◆ Aim of the exercise ◆
Locate the word "feed" in the entries below, then gather every line that holds it.

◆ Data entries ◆
------------------------------------------------------------

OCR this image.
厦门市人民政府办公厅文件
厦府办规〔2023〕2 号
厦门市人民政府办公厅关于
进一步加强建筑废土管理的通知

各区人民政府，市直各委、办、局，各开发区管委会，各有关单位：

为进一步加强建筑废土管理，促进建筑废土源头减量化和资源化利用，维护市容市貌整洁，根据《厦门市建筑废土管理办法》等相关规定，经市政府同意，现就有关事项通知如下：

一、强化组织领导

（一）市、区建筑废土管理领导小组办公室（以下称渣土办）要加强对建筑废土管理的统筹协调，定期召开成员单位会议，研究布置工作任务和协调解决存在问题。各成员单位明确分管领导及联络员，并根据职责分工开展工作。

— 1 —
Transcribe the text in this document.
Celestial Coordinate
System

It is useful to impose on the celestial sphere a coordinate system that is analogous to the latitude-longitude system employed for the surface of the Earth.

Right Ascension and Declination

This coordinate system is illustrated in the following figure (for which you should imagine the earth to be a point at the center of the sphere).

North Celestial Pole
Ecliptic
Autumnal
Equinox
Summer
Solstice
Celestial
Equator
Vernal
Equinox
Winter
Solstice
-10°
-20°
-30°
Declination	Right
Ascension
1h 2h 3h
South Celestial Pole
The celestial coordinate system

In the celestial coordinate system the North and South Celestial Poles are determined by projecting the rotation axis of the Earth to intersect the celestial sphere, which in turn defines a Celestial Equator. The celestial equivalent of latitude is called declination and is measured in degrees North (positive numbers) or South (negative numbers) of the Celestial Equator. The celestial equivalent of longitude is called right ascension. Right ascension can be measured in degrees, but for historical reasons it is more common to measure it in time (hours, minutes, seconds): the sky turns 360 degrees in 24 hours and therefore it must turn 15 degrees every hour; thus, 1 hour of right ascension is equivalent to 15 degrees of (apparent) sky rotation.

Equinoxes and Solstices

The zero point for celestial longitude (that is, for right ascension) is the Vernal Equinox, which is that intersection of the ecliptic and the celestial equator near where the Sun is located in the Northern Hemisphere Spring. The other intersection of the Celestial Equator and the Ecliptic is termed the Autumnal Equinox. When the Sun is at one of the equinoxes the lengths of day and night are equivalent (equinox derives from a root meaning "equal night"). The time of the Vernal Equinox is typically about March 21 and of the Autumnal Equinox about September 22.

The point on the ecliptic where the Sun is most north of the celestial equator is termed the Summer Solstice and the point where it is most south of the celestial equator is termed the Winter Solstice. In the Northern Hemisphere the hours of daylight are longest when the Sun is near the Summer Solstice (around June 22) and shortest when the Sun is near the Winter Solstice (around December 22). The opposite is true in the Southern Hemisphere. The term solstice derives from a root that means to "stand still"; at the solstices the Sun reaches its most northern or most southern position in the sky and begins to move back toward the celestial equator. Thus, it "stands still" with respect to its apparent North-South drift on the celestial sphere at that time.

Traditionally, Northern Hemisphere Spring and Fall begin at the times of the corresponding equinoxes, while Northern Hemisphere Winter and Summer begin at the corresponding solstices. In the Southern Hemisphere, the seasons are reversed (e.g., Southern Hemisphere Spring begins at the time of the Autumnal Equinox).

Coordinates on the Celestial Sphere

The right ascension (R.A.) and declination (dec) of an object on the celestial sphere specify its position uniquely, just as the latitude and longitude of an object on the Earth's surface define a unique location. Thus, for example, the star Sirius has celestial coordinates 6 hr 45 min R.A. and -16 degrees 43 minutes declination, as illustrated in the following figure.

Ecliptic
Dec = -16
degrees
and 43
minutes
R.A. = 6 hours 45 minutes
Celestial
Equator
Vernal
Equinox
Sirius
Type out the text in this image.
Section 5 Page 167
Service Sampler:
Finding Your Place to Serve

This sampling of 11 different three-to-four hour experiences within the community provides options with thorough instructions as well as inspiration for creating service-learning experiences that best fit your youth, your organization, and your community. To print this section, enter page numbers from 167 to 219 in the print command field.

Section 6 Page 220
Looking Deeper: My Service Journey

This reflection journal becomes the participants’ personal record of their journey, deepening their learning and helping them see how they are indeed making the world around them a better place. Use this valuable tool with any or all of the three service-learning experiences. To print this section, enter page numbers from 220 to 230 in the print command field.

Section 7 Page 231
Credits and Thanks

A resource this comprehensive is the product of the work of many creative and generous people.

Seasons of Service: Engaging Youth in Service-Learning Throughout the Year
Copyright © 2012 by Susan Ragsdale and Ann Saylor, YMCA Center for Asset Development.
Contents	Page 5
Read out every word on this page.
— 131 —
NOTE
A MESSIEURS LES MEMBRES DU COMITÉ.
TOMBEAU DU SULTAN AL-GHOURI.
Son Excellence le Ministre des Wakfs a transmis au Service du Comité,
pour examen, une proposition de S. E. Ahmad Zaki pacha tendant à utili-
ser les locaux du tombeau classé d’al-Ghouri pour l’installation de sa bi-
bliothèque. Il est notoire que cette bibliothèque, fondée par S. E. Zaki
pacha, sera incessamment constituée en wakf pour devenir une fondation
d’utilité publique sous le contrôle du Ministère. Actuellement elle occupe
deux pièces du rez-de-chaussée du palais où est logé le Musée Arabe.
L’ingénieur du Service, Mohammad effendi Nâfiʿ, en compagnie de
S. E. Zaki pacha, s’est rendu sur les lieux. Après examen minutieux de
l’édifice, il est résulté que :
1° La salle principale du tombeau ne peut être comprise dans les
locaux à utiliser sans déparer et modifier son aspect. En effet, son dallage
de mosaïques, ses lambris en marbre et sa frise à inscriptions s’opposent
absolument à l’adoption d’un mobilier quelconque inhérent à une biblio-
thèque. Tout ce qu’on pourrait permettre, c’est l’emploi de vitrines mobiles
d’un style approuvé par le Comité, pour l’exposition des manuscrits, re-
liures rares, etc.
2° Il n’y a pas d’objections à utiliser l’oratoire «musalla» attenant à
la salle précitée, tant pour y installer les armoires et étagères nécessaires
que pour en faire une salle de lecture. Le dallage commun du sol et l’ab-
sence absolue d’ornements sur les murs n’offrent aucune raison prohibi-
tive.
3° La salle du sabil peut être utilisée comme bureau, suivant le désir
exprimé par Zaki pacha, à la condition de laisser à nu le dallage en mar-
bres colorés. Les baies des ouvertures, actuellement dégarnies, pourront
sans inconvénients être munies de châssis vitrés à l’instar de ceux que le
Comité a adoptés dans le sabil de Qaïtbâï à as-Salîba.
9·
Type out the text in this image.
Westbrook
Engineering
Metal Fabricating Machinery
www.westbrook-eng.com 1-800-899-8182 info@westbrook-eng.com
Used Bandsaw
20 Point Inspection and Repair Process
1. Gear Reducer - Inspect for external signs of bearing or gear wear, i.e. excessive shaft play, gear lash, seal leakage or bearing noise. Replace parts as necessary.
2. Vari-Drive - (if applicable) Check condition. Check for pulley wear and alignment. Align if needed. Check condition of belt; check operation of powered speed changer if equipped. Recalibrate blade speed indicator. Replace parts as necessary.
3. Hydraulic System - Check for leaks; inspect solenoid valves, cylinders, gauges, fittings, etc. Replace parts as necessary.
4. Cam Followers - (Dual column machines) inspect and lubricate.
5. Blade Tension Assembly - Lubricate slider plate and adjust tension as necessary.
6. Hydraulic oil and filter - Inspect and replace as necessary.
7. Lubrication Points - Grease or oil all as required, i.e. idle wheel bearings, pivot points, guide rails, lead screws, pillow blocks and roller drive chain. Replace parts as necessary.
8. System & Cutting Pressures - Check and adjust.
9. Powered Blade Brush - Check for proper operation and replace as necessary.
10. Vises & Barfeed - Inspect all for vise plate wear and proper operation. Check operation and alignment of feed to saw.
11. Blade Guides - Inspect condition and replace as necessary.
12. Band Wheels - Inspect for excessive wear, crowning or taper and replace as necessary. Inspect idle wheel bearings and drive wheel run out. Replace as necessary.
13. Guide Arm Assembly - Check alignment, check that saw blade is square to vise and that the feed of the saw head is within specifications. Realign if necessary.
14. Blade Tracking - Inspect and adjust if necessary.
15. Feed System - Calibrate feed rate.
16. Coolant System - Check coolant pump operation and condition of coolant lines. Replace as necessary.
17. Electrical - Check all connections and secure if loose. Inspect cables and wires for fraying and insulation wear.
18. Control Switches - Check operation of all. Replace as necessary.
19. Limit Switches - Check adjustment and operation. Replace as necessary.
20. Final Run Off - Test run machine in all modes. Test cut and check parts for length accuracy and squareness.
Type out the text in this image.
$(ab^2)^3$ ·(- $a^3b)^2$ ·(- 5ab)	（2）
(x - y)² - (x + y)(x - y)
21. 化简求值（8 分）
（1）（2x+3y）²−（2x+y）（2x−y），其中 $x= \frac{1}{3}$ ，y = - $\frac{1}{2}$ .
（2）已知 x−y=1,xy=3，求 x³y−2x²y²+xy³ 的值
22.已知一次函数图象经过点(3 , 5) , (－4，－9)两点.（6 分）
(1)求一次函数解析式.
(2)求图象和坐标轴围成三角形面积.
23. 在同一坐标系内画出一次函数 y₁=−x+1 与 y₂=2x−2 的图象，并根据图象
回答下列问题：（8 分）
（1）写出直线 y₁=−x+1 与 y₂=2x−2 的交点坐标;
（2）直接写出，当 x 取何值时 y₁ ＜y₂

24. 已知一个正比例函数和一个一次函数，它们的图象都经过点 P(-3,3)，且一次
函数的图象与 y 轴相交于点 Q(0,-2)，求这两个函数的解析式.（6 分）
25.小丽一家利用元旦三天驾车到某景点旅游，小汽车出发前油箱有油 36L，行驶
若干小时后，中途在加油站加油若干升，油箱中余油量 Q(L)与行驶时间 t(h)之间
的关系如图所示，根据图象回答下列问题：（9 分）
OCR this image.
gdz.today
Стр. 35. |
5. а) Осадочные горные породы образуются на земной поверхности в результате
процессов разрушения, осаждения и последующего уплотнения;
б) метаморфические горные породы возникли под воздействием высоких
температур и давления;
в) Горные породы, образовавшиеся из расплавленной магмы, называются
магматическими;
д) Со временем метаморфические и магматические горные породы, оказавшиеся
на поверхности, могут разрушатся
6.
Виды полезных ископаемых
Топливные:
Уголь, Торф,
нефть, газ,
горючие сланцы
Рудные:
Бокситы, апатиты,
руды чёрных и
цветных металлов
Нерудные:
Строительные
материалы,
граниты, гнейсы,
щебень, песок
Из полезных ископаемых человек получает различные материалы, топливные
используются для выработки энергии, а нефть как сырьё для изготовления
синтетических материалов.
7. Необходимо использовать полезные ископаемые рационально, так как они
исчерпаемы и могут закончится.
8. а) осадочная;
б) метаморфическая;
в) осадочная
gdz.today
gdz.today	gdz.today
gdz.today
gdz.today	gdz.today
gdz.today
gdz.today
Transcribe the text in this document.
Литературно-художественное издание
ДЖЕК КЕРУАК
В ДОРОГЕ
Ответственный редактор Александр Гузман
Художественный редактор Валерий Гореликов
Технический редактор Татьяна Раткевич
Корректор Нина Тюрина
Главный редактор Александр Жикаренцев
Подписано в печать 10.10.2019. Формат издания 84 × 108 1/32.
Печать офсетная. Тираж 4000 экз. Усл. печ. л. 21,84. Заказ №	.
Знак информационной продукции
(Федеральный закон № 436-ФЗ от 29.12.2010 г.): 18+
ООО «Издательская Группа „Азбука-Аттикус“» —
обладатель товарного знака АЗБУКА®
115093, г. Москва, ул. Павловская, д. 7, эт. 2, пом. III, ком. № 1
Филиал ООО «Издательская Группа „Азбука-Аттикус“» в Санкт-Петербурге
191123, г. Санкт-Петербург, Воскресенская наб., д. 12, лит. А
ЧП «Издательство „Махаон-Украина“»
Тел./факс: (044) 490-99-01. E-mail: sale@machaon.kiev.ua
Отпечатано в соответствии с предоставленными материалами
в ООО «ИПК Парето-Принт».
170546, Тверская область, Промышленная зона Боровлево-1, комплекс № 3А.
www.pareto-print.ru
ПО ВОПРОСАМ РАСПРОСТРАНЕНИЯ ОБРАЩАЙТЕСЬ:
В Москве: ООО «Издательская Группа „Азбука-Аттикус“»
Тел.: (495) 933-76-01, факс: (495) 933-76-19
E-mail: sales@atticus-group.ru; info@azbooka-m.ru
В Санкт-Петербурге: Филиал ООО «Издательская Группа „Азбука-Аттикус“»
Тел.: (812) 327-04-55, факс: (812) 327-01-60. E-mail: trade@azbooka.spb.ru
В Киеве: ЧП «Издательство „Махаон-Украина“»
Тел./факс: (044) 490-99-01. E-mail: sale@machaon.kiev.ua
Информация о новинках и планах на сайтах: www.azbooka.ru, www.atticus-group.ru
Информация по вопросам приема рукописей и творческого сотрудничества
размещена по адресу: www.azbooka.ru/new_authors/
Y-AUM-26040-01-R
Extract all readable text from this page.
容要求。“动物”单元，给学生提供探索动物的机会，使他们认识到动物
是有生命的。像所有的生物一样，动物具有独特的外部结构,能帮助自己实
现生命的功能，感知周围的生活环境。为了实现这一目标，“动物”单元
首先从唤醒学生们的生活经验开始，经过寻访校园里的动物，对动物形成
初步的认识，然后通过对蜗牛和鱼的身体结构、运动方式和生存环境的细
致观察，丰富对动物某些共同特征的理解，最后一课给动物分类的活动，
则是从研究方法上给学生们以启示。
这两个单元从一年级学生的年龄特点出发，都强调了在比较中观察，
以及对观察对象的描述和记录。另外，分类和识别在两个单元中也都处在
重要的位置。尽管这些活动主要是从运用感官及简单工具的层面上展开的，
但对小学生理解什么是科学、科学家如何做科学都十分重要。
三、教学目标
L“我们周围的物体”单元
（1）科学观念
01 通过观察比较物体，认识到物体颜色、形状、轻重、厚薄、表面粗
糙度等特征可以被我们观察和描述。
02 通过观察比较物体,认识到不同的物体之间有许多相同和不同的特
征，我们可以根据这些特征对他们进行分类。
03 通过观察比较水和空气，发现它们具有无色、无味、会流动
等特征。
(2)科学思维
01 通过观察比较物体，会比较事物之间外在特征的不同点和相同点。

------------------------------------------------------------

◆ Reply ◆
10. Vises & Barfeed - Inspect all for vise plate wear and proper operation. Check operation and alignment of feed to saw.
13. Guide Arm Assembly - Check alignment, check that saw blade is square to vise and that the feed of the saw head is within specifications. Realign if necessary.
15. Feed System - Calibrate feed rate.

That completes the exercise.